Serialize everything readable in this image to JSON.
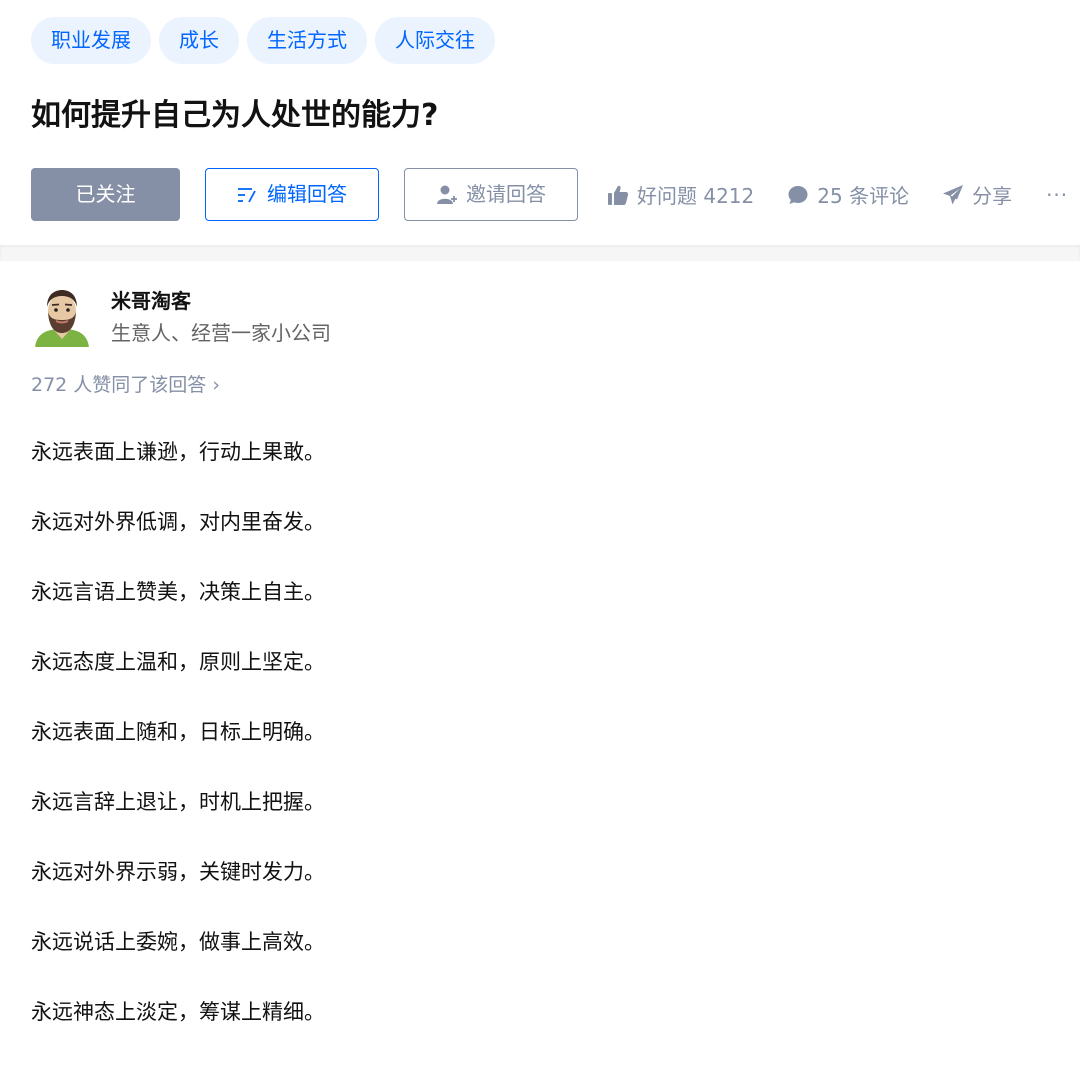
{
  "tags": [
    "职业发展",
    "成长",
    "生活方式",
    "人际交往"
  ],
  "question": {
    "title": "如何提升自己为人处世的能力?"
  },
  "actions": {
    "follow_label": "已关注",
    "edit_label": "编辑回答",
    "invite_label": "邀请回答",
    "good_question_label": "好问题 4212",
    "comments_label": "25 条评论",
    "share_label": "分享",
    "more_label": "···"
  },
  "answer": {
    "author_name": "米哥淘客",
    "author_bio": "生意人、经营一家小公司",
    "votes_text": "272 人赞同了该回答 ›",
    "paragraphs": [
      "永远表面上谦逊，行动上果敢。",
      "永远对外界低调，对内里奋发。",
      "永远言语上赞美，决策上自主。",
      "永远态度上温和，原则上坚定。",
      "永远表面上随和，日标上明确。",
      "永远言辞上退让，时机上把握。",
      "永远对外界示弱，关键时发力。",
      "永远说话上委婉，做事上高效。",
      "永远神态上淡定，筹谋上精细。"
    ]
  },
  "icons": {
    "edit": "edit-icon",
    "invite": "add-user-icon",
    "like": "thumbs-up-icon",
    "comment": "comment-bubble-icon",
    "share": "paper-plane-icon"
  },
  "colors": {
    "brand": "#0066ff",
    "tag_bg": "#ebf3ff",
    "muted": "#8590a6",
    "text": "#121212"
  }
}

========

**Problem to solve:** Without the pictures, extract every entry verbatim.

**Answer below:**
Serialize everything readable in this image to JSON.
{
  "tags": [
    "职业发展",
    "成长",
    "生活方式",
    "人际交往"
  ],
  "question": {
    "title": "如何提升自己为人处世的能力?"
  },
  "actions": {
    "follow_label": "已关注",
    "edit_label": "编辑回答",
    "invite_label": "邀请回答",
    "good_question_label": "好问题 4212",
    "comments_label": "25 条评论",
    "share_label": "分享",
    "more_label": "···"
  },
  "answer": {
    "author_name": "米哥淘客",
    "author_bio": "生意人、经营一家小公司",
    "votes_text": "272 人赞同了该回答 ›",
    "paragraphs": [
      "永远表面上谦逊，行动上果敢。",
      "永远对外界低调，对内里奋发。",
      "永远言语上赞美，决策上自主。",
      "永远态度上温和，原则上坚定。",
      "永远表面上随和，日标上明确。",
      "永远言辞上退让，时机上把握。",
      "永远对外界示弱，关键时发力。",
      "永远说话上委婉，做事上高效。",
      "永远神态上淡定，筹谋上精细。"
    ]
  },
  "icons": {
    "edit": "edit-icon",
    "invite": "add-user-icon",
    "like": "thumbs-up-icon",
    "comment": "comment-bubble-icon",
    "share": "paper-plane-icon"
  },
  "colors": {
    "brand": "#0066ff",
    "tag_bg": "#ebf3ff",
    "muted": "#8590a6",
    "text": "#121212"
  }
}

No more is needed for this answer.